__Rows from a figure dataset__.
——

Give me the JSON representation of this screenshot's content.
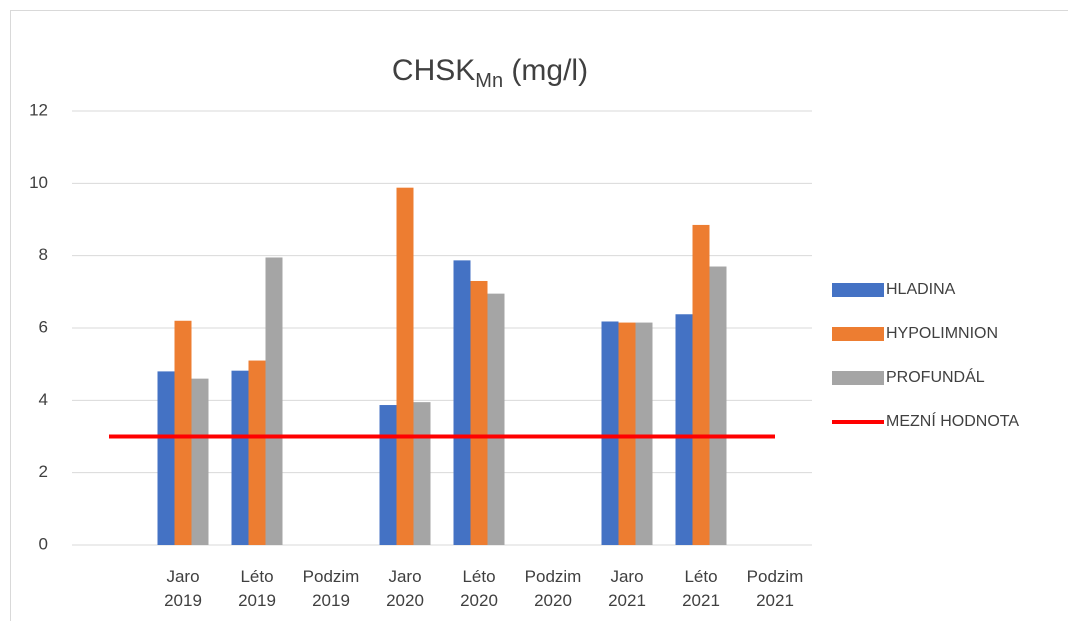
{
  "chart_data": {
    "type": "bar",
    "title": "CHSK",
    "title_subscript": "Mn",
    "title_suffix": " (mg/l)",
    "categories": [
      null,
      "Jaro 2019",
      "Léto 2019",
      "Podzim 2019",
      "Jaro 2020",
      "Léto 2020",
      "Podzim 2020",
      "Jaro 2021",
      "Léto 2021",
      "Podzim 2021"
    ],
    "series": [
      {
        "name": "HLADINA",
        "color": "#4472c4",
        "values": [
          null,
          4.8,
          4.82,
          null,
          3.87,
          7.87,
          null,
          6.18,
          6.38,
          null
        ]
      },
      {
        "name": "HYPOLIMNION",
        "color": "#ed7d31",
        "values": [
          null,
          6.2,
          5.1,
          null,
          9.88,
          7.3,
          null,
          6.15,
          8.85,
          null
        ]
      },
      {
        "name": "PROFUNDÁL",
        "color": "#a5a5a5",
        "values": [
          null,
          4.6,
          7.95,
          null,
          3.95,
          6.95,
          null,
          6.15,
          7.7,
          null
        ]
      },
      {
        "name": "MEZNÍ HODNOTA",
        "color": "#ff0000",
        "type": "line",
        "values": [
          3,
          3,
          3,
          3,
          3,
          3,
          3,
          3,
          3,
          3
        ]
      }
    ],
    "ylim": [
      0,
      12
    ],
    "yticks": [
      0,
      2,
      4,
      6,
      8,
      10,
      12
    ],
    "grid": true,
    "legend": "right"
  }
}
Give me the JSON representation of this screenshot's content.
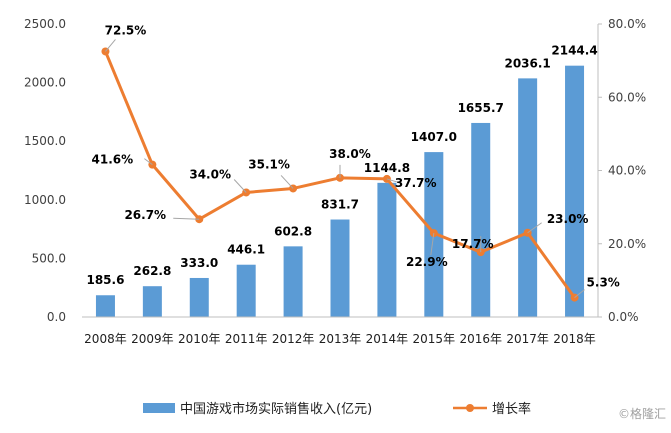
{
  "chart_data": {
    "type": "bar+line",
    "categories": [
      "2008年",
      "2009年",
      "2010年",
      "2011年",
      "2012年",
      "2013年",
      "2014年",
      "2015年",
      "2016年",
      "2017年",
      "2018年"
    ],
    "series": [
      {
        "name": "中国游戏市场实际销售收入(亿元)",
        "type": "bar",
        "axis": "left",
        "values": [
          185.6,
          262.8,
          333.0,
          446.1,
          602.8,
          831.7,
          1144.8,
          1407.0,
          1655.7,
          2036.1,
          2144.4
        ],
        "labels": [
          "185.6",
          "262.8",
          "333.0",
          "446.1",
          "602.8",
          "831.7",
          "1144.8",
          "1407.0",
          "1655.7",
          "2036.1",
          "2144.4"
        ],
        "color": "#5B9BD5"
      },
      {
        "name": "增长率",
        "type": "line",
        "axis": "right",
        "values": [
          72.5,
          41.6,
          26.7,
          34.0,
          35.1,
          38.0,
          37.7,
          22.9,
          17.7,
          23.0,
          5.3
        ],
        "labels": [
          "72.5%",
          "41.6%",
          "26.7%",
          "34.0%",
          "35.1%",
          "38.0%",
          "37.7%",
          "22.9%",
          "17.7%",
          "23.0%",
          "5.3%"
        ],
        "color": "#ED7D31"
      }
    ],
    "y_left": {
      "range": [
        0,
        2500
      ],
      "ticks": [
        "0.0",
        "500.0",
        "1000.0",
        "1500.0",
        "2000.0",
        "2500.0"
      ]
    },
    "y_right": {
      "range": [
        0,
        80
      ],
      "ticks": [
        "0.0%",
        "20.0%",
        "40.0%",
        "60.0%",
        "80.0%"
      ]
    },
    "legend": "bottom",
    "grid": false
  },
  "watermark": "©格隆汇"
}
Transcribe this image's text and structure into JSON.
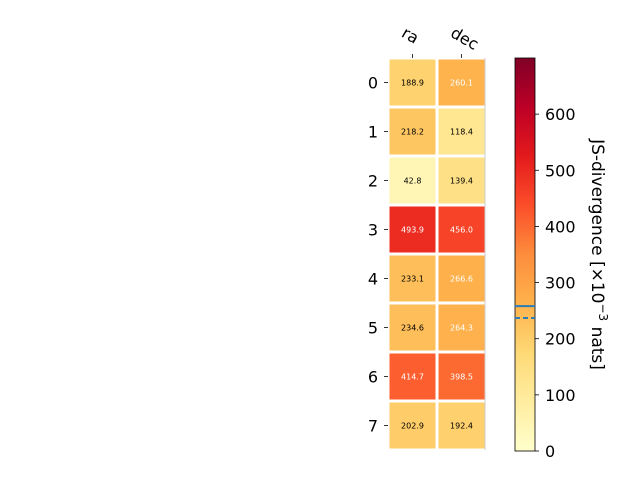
{
  "chart_data": {
    "type": "heatmap",
    "columns": [
      "ra",
      "dec"
    ],
    "rows": [
      "0",
      "1",
      "2",
      "3",
      "4",
      "5",
      "6",
      "7"
    ],
    "values": [
      [
        188.9,
        260.1
      ],
      [
        218.2,
        118.4
      ],
      [
        42.8,
        139.4
      ],
      [
        493.9,
        456.0
      ],
      [
        233.1,
        266.6
      ],
      [
        234.6,
        264.3
      ],
      [
        414.7,
        398.5
      ],
      [
        202.9,
        192.4
      ]
    ],
    "value_labels": [
      [
        "188.9",
        "260.1"
      ],
      [
        "218.2",
        "118.4"
      ],
      [
        "42.8",
        "139.4"
      ],
      [
        "493.9",
        "456.0"
      ],
      [
        "233.1",
        "266.6"
      ],
      [
        "234.6",
        "264.3"
      ],
      [
        "414.7",
        "398.5"
      ],
      [
        "202.9",
        "192.4"
      ]
    ],
    "colormap": "YlOrRd",
    "colorbar": {
      "label_main": "JS-divergence [×10",
      "label_exp": "−3",
      "label_unit": " nats]",
      "range": [
        0,
        700
      ],
      "ticks": [
        "0",
        "100",
        "200",
        "300",
        "400",
        "500",
        "600"
      ],
      "marker_solid": 258,
      "marker_dashed": 237,
      "marker_color": "#2c7bb6"
    }
  }
}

——

__TASK TO CARRY OUT__.
Go through the material above and copy each line that has the word "name".

__CORRECT OUTPUT__.
        "name": "HLADINA",
        "name": "HYPOLIMNION",
        "name": "PROFUNDÁL",
        "name": "MEZNÍ HODNOTA",
        "name": "中国游戏市场实际销售收入(亿元)",
        "name": "增长率",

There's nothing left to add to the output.